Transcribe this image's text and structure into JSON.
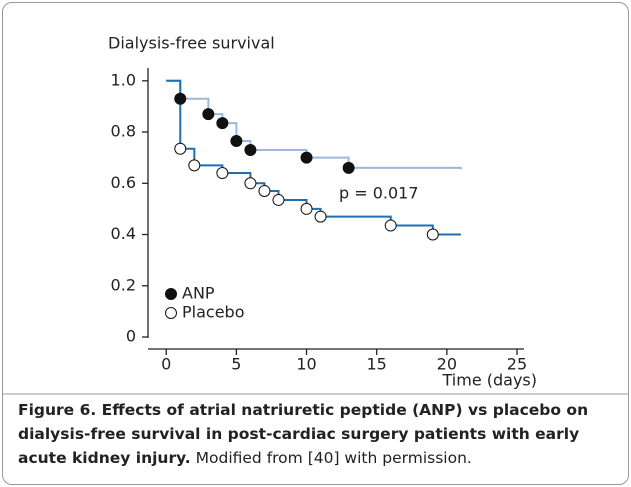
{
  "chart_data": {
    "type": "step",
    "y_label": "Dialysis-free survival",
    "x_label": "Time (days)",
    "annotation": "p = 0.017",
    "series": [
      {
        "name": "ANP",
        "color": "#9db8de",
        "marker": "filled",
        "x": [
          0,
          1,
          3,
          4,
          5,
          6,
          10,
          13,
          21
        ],
        "values": [
          1.0,
          0.93,
          0.87,
          0.835,
          0.765,
          0.73,
          0.7,
          0.66,
          0.655
        ]
      },
      {
        "name": "Placebo",
        "color": "#1f6fb0",
        "marker": "open",
        "x": [
          0,
          1,
          2,
          4,
          6,
          7,
          8,
          10,
          11,
          16,
          19,
          21
        ],
        "values": [
          1.0,
          0.735,
          0.67,
          0.64,
          0.6,
          0.57,
          0.535,
          0.5,
          0.47,
          0.435,
          0.4,
          0.4
        ]
      }
    ],
    "xlim": [
      -1.3,
      25.5
    ],
    "ylim": [
      0,
      1.05
    ],
    "xticks": [
      0,
      5,
      10,
      15,
      20,
      25
    ],
    "yticks": [
      0,
      0.2,
      0.4,
      0.6,
      0.8,
      {
        "value": 1,
        "label": "1.0"
      }
    ]
  },
  "caption": {
    "bold": "Figure 6. Effects of atrial natriuretic peptide (ANP) vs placebo on dialysis-free survival in post-cardiac surgery patients with early acute kidney injury.",
    "text": "Modified from [40] with permission."
  }
}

================================

Work to be completed:
Determine which lines above include the word "free", and report those lines in full.

Response:
    "y_label": "Dialysis-free survival",
    "bold": "Figure 6. Effects of atrial natriuretic peptide (ANP) vs placebo on dialysis-free survival in post-cardiac surgery patients with early acute kidney injury.",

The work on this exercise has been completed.